[Begin MATERIALS PROVIDED]

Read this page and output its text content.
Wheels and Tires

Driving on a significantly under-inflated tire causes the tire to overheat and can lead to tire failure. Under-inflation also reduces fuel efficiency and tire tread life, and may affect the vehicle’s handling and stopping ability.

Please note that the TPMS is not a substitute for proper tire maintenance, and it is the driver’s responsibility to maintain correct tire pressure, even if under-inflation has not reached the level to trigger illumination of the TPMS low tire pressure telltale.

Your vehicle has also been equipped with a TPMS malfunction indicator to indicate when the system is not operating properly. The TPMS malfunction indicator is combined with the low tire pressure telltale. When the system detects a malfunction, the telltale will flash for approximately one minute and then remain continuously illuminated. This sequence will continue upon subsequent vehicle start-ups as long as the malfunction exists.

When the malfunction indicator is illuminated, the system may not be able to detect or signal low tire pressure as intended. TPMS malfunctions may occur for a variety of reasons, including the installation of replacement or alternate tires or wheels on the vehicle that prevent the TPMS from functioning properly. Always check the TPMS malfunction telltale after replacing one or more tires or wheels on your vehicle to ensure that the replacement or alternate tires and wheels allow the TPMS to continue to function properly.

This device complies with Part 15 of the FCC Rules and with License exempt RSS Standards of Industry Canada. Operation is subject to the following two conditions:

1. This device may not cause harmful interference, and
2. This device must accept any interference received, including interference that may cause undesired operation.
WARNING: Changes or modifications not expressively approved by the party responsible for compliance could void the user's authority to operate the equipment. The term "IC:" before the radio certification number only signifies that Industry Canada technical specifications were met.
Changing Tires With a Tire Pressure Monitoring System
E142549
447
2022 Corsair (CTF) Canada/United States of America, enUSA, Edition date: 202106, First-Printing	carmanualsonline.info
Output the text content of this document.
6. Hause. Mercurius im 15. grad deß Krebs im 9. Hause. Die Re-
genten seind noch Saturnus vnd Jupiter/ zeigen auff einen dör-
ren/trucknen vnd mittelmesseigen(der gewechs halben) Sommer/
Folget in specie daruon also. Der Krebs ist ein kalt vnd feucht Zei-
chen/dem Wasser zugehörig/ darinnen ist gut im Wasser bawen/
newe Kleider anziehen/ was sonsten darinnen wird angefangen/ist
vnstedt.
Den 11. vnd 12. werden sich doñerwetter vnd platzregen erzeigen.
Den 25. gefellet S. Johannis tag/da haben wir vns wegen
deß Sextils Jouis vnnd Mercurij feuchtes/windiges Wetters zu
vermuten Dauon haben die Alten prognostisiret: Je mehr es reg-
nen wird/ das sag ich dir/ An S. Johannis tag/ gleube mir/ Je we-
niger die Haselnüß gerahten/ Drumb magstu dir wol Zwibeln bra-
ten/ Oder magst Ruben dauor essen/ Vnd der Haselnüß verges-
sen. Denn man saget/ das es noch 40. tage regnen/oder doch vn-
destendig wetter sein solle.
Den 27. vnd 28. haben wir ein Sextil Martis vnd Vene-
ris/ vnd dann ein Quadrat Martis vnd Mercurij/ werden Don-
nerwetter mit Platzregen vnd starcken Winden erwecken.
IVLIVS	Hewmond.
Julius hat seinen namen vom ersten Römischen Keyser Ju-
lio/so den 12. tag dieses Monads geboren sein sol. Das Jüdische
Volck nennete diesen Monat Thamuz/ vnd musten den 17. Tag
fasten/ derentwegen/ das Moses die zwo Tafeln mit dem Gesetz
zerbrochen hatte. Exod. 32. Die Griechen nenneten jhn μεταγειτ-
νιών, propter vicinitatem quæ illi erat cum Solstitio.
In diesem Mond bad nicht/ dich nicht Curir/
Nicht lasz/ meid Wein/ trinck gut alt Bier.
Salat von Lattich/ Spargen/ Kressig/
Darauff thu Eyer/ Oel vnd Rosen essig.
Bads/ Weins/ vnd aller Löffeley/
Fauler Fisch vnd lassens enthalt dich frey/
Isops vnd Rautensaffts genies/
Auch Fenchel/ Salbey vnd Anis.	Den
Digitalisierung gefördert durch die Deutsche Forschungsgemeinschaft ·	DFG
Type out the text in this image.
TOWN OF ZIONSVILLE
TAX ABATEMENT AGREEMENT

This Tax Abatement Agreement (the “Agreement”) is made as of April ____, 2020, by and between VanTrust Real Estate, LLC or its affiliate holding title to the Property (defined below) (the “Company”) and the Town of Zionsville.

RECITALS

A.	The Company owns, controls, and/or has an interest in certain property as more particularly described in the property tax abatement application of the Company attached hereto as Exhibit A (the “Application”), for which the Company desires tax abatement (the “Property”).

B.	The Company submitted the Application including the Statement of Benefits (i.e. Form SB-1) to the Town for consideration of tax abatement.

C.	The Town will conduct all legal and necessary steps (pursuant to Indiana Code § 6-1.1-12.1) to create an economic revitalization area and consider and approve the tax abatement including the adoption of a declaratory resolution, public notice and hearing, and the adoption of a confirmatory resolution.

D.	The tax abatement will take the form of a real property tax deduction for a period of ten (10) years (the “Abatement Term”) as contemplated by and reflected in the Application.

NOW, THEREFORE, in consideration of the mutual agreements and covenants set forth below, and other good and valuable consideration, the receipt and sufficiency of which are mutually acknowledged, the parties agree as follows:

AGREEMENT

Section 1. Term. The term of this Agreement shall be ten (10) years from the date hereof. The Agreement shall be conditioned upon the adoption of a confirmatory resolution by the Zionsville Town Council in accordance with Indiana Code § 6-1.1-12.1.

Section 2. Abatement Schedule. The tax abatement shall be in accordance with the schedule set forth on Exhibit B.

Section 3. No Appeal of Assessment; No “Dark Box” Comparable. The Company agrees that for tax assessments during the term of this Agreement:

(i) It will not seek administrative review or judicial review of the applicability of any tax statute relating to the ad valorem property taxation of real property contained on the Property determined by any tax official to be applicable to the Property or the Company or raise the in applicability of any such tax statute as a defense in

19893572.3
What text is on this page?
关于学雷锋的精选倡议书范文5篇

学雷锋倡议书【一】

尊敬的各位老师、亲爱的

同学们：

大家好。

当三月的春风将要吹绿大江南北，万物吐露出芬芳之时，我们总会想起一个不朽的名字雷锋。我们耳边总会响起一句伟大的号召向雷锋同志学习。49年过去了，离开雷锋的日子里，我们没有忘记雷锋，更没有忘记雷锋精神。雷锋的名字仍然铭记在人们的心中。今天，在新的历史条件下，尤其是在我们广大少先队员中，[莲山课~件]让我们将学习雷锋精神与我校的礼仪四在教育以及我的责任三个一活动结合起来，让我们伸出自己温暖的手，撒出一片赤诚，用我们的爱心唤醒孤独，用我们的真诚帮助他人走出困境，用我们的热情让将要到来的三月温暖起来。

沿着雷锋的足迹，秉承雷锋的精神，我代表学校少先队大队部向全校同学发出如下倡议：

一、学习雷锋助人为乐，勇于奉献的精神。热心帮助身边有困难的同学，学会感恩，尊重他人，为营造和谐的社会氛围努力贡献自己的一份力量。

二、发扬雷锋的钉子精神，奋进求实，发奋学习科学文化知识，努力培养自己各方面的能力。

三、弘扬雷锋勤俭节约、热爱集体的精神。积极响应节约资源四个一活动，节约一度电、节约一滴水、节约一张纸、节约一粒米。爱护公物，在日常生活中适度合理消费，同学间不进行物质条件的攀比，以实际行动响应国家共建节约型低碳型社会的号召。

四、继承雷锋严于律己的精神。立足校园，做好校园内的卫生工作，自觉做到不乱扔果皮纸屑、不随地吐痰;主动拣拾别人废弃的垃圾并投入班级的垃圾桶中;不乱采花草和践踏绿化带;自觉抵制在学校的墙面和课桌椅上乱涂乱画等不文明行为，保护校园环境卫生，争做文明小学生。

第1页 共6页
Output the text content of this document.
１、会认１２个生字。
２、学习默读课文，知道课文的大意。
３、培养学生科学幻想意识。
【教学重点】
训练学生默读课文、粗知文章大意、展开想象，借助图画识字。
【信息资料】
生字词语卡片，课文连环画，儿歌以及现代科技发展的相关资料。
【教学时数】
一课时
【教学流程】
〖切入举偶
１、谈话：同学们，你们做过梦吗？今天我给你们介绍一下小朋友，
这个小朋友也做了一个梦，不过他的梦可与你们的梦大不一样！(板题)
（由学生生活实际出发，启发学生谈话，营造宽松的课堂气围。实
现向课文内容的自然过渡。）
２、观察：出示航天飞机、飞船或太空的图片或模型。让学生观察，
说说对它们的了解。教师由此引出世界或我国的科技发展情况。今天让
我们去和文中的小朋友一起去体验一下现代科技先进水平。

[End MATERIALS PROVIDED]

# DIRECTIVE
Count the lines in the records above that contain the word "inflation", and give only that number.

# TASK SOLUTION
2